Provided data
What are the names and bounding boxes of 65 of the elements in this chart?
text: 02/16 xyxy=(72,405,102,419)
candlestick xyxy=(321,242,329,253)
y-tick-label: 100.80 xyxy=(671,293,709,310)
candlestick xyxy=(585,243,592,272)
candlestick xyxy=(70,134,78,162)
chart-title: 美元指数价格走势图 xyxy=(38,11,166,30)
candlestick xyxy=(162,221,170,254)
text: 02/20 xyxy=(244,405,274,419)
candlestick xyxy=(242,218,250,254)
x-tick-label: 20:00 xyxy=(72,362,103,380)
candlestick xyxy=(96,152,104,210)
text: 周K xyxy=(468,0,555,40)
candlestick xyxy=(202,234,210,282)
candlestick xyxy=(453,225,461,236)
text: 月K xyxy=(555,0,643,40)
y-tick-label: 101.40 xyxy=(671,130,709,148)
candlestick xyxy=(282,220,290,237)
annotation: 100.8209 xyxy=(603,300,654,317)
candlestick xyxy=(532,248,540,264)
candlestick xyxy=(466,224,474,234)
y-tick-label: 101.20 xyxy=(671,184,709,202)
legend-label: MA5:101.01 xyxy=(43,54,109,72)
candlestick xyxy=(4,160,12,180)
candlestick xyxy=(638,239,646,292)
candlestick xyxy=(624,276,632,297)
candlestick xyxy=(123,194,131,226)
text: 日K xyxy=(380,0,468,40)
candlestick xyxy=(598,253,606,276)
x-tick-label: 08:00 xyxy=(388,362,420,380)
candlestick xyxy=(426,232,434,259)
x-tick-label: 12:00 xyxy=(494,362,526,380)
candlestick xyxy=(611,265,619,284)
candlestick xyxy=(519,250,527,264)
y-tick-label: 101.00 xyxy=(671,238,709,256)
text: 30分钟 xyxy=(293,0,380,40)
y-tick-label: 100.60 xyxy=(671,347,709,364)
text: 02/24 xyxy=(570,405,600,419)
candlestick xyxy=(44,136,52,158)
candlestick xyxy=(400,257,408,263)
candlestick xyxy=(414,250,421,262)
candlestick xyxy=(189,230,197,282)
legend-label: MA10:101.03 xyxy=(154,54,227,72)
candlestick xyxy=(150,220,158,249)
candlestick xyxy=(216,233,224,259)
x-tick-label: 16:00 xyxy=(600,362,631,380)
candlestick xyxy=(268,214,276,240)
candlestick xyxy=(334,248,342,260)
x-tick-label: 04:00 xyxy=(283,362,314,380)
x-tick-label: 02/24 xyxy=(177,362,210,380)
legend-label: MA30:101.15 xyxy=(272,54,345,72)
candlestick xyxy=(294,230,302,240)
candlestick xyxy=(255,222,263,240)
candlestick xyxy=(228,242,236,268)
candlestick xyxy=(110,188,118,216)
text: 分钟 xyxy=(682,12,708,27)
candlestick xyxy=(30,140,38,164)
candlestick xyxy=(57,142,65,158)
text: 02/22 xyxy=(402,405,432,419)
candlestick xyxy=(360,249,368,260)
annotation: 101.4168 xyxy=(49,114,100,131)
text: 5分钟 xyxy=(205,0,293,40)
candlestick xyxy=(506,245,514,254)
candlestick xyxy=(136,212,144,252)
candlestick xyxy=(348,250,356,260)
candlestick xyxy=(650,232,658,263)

Your goal
Copy every line of the records above, keeping each character as it appears.

Correct output
What are the names and bounding boxes of 65 of the elements in this chart?
text: 02/16 xyxy=(72,405,102,419)
candlestick xyxy=(321,242,329,253)
y-tick-label: 100.80 xyxy=(671,293,709,310)
candlestick xyxy=(585,243,592,272)
candlestick xyxy=(70,134,78,162)
chart-title: 美元指数价格走势图 xyxy=(38,11,166,30)
candlestick xyxy=(162,221,170,254)
text: 02/20 xyxy=(244,405,274,419)
candlestick xyxy=(242,218,250,254)
x-tick-label: 20:00 xyxy=(72,362,103,380)
candlestick xyxy=(96,152,104,210)
text: 周K xyxy=(468,0,555,40)
candlestick xyxy=(202,234,210,282)
candlestick xyxy=(453,225,461,236)
text: 月K xyxy=(555,0,643,40)
y-tick-label: 101.40 xyxy=(671,130,709,148)
candlestick xyxy=(282,220,290,237)
annotation: 100.8209 xyxy=(603,300,654,317)
candlestick xyxy=(532,248,540,264)
candlestick xyxy=(466,224,474,234)
y-tick-label: 101.20 xyxy=(671,184,709,202)
legend-label: MA5:101.01 xyxy=(43,54,109,72)
candlestick xyxy=(4,160,12,180)
candlestick xyxy=(638,239,646,292)
candlestick xyxy=(624,276,632,297)
candlestick xyxy=(123,194,131,226)
text: 日K xyxy=(380,0,468,40)
candlestick xyxy=(598,253,606,276)
x-tick-label: 08:00 xyxy=(388,362,420,380)
candlestick xyxy=(426,232,434,259)
x-tick-label: 12:00 xyxy=(494,362,526,380)
candlestick xyxy=(611,265,619,284)
candlestick xyxy=(519,250,527,264)
y-tick-label: 101.00 xyxy=(671,238,709,256)
text: 30分钟 xyxy=(293,0,380,40)
y-tick-label: 100.60 xyxy=(671,347,709,364)
text: 02/24 xyxy=(570,405,600,419)
candlestick xyxy=(44,136,52,158)
candlestick xyxy=(400,257,408,263)
candlestick xyxy=(414,250,421,262)
candlestick xyxy=(189,230,197,282)
legend-label: MA10:101.03 xyxy=(154,54,227,72)
candlestick xyxy=(150,220,158,249)
candlestick xyxy=(216,233,224,259)
x-tick-label: 16:00 xyxy=(600,362,631,380)
candlestick xyxy=(268,214,276,240)
candlestick xyxy=(334,248,342,260)
x-tick-label: 04:00 xyxy=(283,362,314,380)
x-tick-label: 02/24 xyxy=(177,362,210,380)
legend-label: MA30:101.15 xyxy=(272,54,345,72)
candlestick xyxy=(294,230,302,240)
candlestick xyxy=(255,222,263,240)
candlestick xyxy=(228,242,236,268)
candlestick xyxy=(110,188,118,216)
text: 分钟 xyxy=(682,12,708,27)
candlestick xyxy=(30,140,38,164)
candlestick xyxy=(57,142,65,158)
text: 02/22 xyxy=(402,405,432,419)
candlestick xyxy=(360,249,368,260)
annotation: 101.4168 xyxy=(49,114,100,131)
text: 5分钟 xyxy=(205,0,293,40)
candlestick xyxy=(506,245,514,254)
candlestick xyxy=(136,212,144,252)
candlestick xyxy=(348,250,356,260)
candlestick xyxy=(650,232,658,263)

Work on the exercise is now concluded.